__Records to process__
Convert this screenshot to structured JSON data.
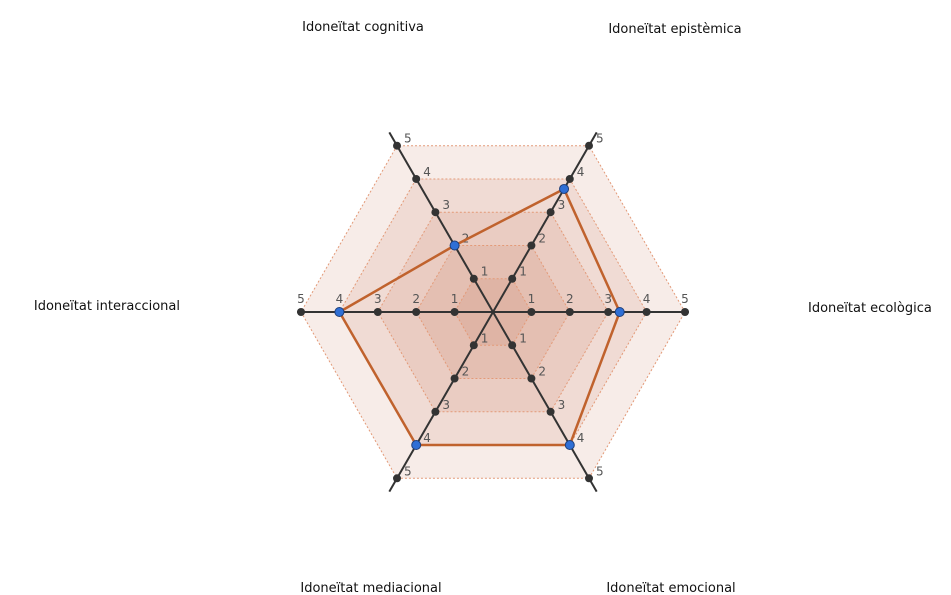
{
  "chart_data": {
    "type": "radar",
    "title": "",
    "axes": [
      "Idoneïtat ecològica",
      "Idoneïtat epistèmica",
      "Idoneïtat cognitiva",
      "Idoneïtat interaccional",
      "Idoneïtat mediacional",
      "Idoneïtat emocional"
    ],
    "scale": {
      "min": 0,
      "max": 5,
      "ticks": [
        "1",
        "2",
        "3",
        "4",
        "5"
      ]
    },
    "series": [
      {
        "values": [
          3.3,
          3.7,
          2.0,
          4.0,
          4.0,
          4.0
        ]
      }
    ],
    "colors": {
      "band_fill": "#c5704a",
      "band_outline": "#e39a78",
      "series_line": "#c0622d",
      "series_point": "#2f6fd6",
      "axis": "#333333",
      "tick_point": "#333333"
    }
  }
}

__Exercise__
Every record is to be reproduced exactly, with no pictures included.

__Reply__
Convert this screenshot to structured JSON data.
{
  "chart_data": {
    "type": "radar",
    "title": "",
    "axes": [
      "Idoneïtat ecològica",
      "Idoneïtat epistèmica",
      "Idoneïtat cognitiva",
      "Idoneïtat interaccional",
      "Idoneïtat mediacional",
      "Idoneïtat emocional"
    ],
    "scale": {
      "min": 0,
      "max": 5,
      "ticks": [
        "1",
        "2",
        "3",
        "4",
        "5"
      ]
    },
    "series": [
      {
        "values": [
          3.3,
          3.7,
          2.0,
          4.0,
          4.0,
          4.0
        ]
      }
    ],
    "colors": {
      "band_fill": "#c5704a",
      "band_outline": "#e39a78",
      "series_line": "#c0622d",
      "series_point": "#2f6fd6",
      "axis": "#333333",
      "tick_point": "#333333"
    }
  }
}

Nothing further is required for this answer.